**What to do**
Reproduce the full listing that appears beneath this instruction exactly.

**Exercise inputs**
-- begin --
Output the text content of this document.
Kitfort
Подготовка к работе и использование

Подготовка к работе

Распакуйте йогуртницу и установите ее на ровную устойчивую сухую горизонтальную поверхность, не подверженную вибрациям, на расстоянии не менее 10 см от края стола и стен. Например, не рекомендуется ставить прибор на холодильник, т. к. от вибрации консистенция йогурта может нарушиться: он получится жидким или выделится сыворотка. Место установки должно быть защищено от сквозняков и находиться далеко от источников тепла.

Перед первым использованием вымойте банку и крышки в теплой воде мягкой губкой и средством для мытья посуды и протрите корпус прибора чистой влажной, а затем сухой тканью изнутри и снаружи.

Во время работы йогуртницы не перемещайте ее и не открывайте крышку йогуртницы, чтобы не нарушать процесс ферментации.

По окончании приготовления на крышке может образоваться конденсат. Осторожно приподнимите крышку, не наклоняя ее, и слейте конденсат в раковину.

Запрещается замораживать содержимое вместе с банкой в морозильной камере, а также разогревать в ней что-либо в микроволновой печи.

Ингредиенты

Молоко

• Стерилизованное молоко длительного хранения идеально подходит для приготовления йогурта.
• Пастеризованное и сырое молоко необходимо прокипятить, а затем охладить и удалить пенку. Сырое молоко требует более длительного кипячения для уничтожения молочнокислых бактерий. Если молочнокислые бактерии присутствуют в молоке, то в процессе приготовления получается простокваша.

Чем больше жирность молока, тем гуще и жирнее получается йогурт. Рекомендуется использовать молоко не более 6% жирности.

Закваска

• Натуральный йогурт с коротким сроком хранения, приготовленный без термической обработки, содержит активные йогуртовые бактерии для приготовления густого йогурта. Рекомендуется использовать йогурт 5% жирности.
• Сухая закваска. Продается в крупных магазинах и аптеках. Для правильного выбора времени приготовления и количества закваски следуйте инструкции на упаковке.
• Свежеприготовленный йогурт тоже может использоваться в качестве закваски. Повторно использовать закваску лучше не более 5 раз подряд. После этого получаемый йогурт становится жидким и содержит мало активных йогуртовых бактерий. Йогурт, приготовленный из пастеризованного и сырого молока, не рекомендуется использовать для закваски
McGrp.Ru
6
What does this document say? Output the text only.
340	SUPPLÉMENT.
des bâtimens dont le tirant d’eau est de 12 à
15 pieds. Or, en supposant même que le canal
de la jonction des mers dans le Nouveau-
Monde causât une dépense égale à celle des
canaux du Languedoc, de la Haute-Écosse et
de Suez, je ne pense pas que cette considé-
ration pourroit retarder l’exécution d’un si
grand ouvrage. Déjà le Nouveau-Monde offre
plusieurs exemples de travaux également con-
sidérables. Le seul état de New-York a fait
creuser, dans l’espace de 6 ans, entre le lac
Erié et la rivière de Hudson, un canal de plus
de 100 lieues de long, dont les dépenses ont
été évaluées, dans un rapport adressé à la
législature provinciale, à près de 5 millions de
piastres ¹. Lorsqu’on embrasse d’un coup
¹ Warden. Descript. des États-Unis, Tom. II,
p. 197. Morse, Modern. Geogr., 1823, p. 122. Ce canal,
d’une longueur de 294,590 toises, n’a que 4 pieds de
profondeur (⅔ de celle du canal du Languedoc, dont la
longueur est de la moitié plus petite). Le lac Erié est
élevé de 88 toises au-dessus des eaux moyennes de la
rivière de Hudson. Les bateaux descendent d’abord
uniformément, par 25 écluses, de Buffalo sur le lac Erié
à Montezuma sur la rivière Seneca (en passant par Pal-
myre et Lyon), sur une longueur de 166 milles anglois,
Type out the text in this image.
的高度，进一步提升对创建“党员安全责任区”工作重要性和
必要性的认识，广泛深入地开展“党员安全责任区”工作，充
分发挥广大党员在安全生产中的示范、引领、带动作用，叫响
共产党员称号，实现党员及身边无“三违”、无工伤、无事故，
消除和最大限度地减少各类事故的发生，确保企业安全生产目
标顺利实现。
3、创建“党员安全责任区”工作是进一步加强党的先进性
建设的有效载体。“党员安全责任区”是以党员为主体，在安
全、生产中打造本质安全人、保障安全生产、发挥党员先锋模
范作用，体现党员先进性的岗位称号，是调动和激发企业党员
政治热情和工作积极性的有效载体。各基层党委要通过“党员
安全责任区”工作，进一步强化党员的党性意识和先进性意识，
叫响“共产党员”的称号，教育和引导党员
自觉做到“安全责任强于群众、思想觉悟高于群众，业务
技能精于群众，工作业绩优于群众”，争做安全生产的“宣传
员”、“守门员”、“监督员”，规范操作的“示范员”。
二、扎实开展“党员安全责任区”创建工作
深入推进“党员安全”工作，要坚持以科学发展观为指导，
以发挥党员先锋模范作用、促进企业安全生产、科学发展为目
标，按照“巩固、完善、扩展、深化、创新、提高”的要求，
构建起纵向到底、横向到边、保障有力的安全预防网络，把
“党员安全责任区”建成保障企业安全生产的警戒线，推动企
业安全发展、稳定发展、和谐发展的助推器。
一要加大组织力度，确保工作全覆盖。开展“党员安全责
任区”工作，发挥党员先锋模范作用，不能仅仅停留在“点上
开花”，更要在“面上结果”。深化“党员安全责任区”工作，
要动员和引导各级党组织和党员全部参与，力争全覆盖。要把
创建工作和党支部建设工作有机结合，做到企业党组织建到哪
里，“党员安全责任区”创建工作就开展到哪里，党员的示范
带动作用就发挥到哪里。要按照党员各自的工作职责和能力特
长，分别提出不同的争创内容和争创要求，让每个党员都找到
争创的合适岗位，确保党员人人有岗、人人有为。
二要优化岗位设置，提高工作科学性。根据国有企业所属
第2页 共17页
-- end --
**Correct result**
Output the text content of this document.
Kitfort
Подготовка к работе и использование

Подготовка к работе

Распакуйте йогуртницу и установите ее на ровную устойчивую сухую горизонтальную поверхность, не подверженную вибрациям, на расстоянии не менее 10 см от края стола и стен. Например, не рекомендуется ставить прибор на холодильник, т. к. от вибрации консистенция йогурта может нарушиться: он получится жидким или выделится сыворотка. Место установки должно быть защищено от сквозняков и находиться далеко от источников тепла.

Перед первым использованием вымойте банку и крышки в теплой воде мягкой губкой и средством для мытья посуды и протрите корпус прибора чистой влажной, а затем сухой тканью изнутри и снаружи.

Во время работы йогуртницы не перемещайте ее и не открывайте крышку йогуртницы, чтобы не нарушать процесс ферментации.

По окончании приготовления на крышке может образоваться конденсат. Осторожно приподнимите крышку, не наклоняя ее, и слейте конденсат в раковину.

Запрещается замораживать содержимое вместе с банкой в морозильной камере, а также разогревать в ней что-либо в микроволновой печи.

Ингредиенты

Молоко

• Стерилизованное молоко длительного хранения идеально подходит для приготовления йогурта.
• Пастеризованное и сырое молоко необходимо прокипятить, а затем охладить и удалить пенку. Сырое молоко требует более длительного кипячения для уничтожения молочнокислых бактерий. Если молочнокислые бактерии присутствуют в молоке, то в процессе приготовления получается простокваша.

Чем больше жирность молока, тем гуще и жирнее получается йогурт. Рекомендуется использовать молоко не более 6% жирности.

Закваска

• Натуральный йогурт с коротким сроком хранения, приготовленный без термической обработки, содержит активные йогуртовые бактерии для приготовления густого йогурта. Рекомендуется использовать йогурт 5% жирности.
• Сухая закваска. Продается в крупных магазинах и аптеках. Для правильного выбора времени приготовления и количества закваски следуйте инструкции на упаковке.
• Свежеприготовленный йогурт тоже может использоваться в качестве закваски. Повторно использовать закваску лучше не более 5 раз подряд. После этого получаемый йогурт становится жидким и содержит мало активных йогуртовых бактерий. Йогурт, приготовленный из пастеризованного и сырого молока, не рекомендуется использовать для закваски
McGrp.Ru
6
What does this document say? Output the text only.
340	SUPPLÉMENT.
des bâtimens dont le tirant d’eau est de 12 à
15 pieds. Or, en supposant même que le canal
de la jonction des mers dans le Nouveau-
Monde causât une dépense égale à celle des
canaux du Languedoc, de la Haute-Écosse et
de Suez, je ne pense pas que cette considé-
ration pourroit retarder l’exécution d’un si
grand ouvrage. Déjà le Nouveau-Monde offre
plusieurs exemples de travaux également con-
sidérables. Le seul état de New-York a fait
creuser, dans l’espace de 6 ans, entre le lac
Erié et la rivière de Hudson, un canal de plus
de 100 lieues de long, dont les dépenses ont
été évaluées, dans un rapport adressé à la
législature provinciale, à près de 5 millions de
piastres ¹. Lorsqu’on embrasse d’un coup
¹ Warden. Descript. des États-Unis, Tom. II,
p. 197. Morse, Modern. Geogr., 1823, p. 122. Ce canal,
d’une longueur de 294,590 toises, n’a que 4 pieds de
profondeur (⅔ de celle du canal du Languedoc, dont la
longueur est de la moitié plus petite). Le lac Erié est
élevé de 88 toises au-dessus des eaux moyennes de la
rivière de Hudson. Les bateaux descendent d’abord
uniformément, par 25 écluses, de Buffalo sur le lac Erié
à Montezuma sur la rivière Seneca (en passant par Pal-
myre et Lyon), sur une longueur de 166 milles anglois,
Type out the text in this image.
的高度，进一步提升对创建“党员安全责任区”工作重要性和
必要性的认识，广泛深入地开展“党员安全责任区”工作，充
分发挥广大党员在安全生产中的示范、引领、带动作用，叫响
共产党员称号，实现党员及身边无“三违”、无工伤、无事故，
消除和最大限度地减少各类事故的发生，确保企业安全生产目
标顺利实现。
3、创建“党员安全责任区”工作是进一步加强党的先进性
建设的有效载体。“党员安全责任区”是以党员为主体，在安
全、生产中打造本质安全人、保障安全生产、发挥党员先锋模
范作用，体现党员先进性的岗位称号，是调动和激发企业党员
政治热情和工作积极性的有效载体。各基层党委要通过“党员
安全责任区”工作，进一步强化党员的党性意识和先进性意识，
叫响“共产党员”的称号，教育和引导党员
自觉做到“安全责任强于群众、思想觉悟高于群众，业务
技能精于群众，工作业绩优于群众”，争做安全生产的“宣传
员”、“守门员”、“监督员”，规范操作的“示范员”。
二、扎实开展“党员安全责任区”创建工作
深入推进“党员安全”工作，要坚持以科学发展观为指导，
以发挥党员先锋模范作用、促进企业安全生产、科学发展为目
标，按照“巩固、完善、扩展、深化、创新、提高”的要求，
构建起纵向到底、横向到边、保障有力的安全预防网络，把
“党员安全责任区”建成保障企业安全生产的警戒线，推动企
业安全发展、稳定发展、和谐发展的助推器。
一要加大组织力度，确保工作全覆盖。开展“党员安全责
任区”工作，发挥党员先锋模范作用，不能仅仅停留在“点上
开花”，更要在“面上结果”。深化“党员安全责任区”工作，
要动员和引导各级党组织和党员全部参与，力争全覆盖。要把
创建工作和党支部建设工作有机结合，做到企业党组织建到哪
里，“党员安全责任区”创建工作就开展到哪里，党员的示范
带动作用就发挥到哪里。要按照党员各自的工作职责和能力特
长，分别提出不同的争创内容和争创要求，让每个党员都找到
争创的合适岗位，确保党员人人有岗、人人有为。
二要优化岗位设置，提高工作科学性。根据国有企业所属
第2页 共17页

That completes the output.